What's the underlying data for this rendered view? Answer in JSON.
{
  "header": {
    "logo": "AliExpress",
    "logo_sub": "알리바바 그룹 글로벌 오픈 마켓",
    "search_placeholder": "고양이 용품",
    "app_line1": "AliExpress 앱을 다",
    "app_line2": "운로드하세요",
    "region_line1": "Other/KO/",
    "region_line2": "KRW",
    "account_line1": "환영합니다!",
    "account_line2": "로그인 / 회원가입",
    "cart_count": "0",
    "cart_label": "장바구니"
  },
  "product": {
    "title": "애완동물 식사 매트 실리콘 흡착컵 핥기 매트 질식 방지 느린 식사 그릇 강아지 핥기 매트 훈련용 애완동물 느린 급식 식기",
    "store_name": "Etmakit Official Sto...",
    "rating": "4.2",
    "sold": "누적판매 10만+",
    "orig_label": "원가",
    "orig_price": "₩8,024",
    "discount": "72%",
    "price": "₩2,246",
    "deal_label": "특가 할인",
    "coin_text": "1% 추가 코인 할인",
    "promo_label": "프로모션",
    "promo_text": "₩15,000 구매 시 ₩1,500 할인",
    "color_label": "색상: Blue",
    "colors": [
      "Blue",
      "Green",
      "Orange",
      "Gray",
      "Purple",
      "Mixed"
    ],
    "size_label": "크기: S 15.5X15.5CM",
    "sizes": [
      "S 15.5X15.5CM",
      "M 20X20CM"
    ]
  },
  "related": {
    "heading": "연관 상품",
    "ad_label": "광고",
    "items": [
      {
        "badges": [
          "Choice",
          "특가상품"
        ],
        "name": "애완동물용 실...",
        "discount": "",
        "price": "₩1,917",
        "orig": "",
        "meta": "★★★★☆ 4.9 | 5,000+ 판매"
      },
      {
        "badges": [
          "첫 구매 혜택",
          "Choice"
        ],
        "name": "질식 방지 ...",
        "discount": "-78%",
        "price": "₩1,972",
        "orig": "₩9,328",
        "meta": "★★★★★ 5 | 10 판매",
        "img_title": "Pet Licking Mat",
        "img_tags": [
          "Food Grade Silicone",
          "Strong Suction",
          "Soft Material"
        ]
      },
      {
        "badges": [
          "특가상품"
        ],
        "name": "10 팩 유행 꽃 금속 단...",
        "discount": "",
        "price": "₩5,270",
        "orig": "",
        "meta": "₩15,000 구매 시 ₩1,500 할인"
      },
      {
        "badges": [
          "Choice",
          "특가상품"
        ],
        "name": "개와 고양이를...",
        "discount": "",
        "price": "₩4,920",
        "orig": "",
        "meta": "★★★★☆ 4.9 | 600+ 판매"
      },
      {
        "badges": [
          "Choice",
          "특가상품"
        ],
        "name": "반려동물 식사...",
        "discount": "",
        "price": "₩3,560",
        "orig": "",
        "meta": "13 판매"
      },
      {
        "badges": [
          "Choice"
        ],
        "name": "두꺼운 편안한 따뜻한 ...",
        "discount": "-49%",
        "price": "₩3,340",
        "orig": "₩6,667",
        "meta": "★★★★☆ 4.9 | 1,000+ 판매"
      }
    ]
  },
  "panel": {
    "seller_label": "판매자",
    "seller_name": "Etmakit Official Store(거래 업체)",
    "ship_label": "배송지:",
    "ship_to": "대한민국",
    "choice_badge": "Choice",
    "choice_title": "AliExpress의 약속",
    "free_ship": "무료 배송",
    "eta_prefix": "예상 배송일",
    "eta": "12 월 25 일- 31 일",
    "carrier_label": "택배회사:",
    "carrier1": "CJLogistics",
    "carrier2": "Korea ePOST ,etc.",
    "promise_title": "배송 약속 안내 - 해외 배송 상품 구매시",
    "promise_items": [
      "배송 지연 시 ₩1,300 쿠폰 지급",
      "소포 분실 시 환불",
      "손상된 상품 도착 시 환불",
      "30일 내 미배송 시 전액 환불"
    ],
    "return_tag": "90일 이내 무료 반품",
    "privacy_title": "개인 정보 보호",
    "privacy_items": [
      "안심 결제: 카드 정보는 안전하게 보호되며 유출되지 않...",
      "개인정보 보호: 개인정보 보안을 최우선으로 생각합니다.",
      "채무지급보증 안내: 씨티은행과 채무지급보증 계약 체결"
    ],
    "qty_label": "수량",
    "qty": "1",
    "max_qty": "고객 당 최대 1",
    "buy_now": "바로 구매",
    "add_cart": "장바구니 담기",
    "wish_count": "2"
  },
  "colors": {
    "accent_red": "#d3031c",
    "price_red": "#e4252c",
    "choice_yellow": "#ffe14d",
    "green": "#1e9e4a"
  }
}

--

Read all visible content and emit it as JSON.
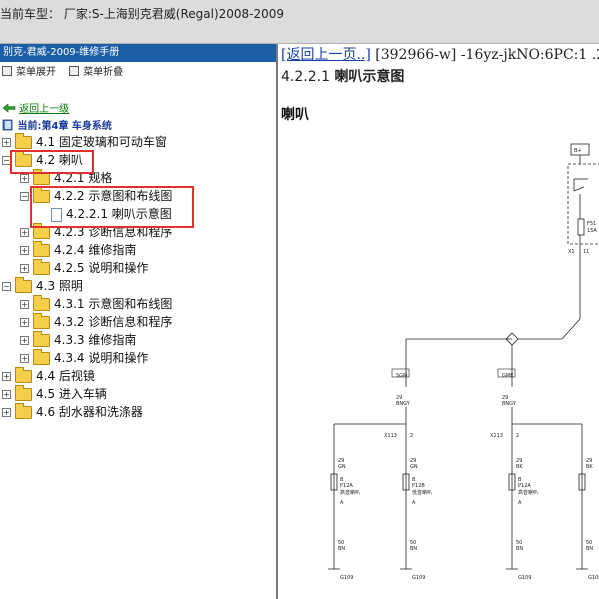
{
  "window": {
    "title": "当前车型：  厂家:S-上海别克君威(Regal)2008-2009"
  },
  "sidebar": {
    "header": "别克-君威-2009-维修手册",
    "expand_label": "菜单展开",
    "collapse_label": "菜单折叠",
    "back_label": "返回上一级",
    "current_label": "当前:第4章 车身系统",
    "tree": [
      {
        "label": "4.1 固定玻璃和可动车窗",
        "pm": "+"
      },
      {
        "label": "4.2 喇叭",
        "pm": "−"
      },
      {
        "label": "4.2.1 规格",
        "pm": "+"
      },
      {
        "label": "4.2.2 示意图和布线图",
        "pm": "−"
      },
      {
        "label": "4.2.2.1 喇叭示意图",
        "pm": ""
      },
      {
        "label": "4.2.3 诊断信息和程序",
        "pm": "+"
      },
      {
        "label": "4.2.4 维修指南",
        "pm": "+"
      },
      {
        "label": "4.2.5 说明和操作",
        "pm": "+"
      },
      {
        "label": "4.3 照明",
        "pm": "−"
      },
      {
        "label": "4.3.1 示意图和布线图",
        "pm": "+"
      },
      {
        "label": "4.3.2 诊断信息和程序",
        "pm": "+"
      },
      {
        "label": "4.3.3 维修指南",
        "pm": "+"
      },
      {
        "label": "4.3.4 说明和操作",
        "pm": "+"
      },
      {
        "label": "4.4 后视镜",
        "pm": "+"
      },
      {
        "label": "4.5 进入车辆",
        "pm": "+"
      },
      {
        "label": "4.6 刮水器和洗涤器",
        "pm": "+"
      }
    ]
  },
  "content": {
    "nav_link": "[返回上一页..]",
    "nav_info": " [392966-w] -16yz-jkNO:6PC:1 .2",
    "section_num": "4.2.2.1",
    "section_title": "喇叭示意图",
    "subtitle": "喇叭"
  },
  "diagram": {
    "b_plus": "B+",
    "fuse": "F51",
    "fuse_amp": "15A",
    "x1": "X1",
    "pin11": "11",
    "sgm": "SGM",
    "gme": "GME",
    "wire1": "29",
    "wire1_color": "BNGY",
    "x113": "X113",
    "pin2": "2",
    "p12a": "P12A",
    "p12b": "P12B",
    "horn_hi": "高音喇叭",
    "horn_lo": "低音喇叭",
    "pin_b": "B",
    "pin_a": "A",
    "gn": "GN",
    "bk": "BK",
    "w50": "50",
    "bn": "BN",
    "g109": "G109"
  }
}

Aim of the task:
Gather and return every line that holds the string "喇叭示意图".

Task answer:
        "label": "4.2.2.1 喇叭示意图",
    "section_title": "喇叭示意图",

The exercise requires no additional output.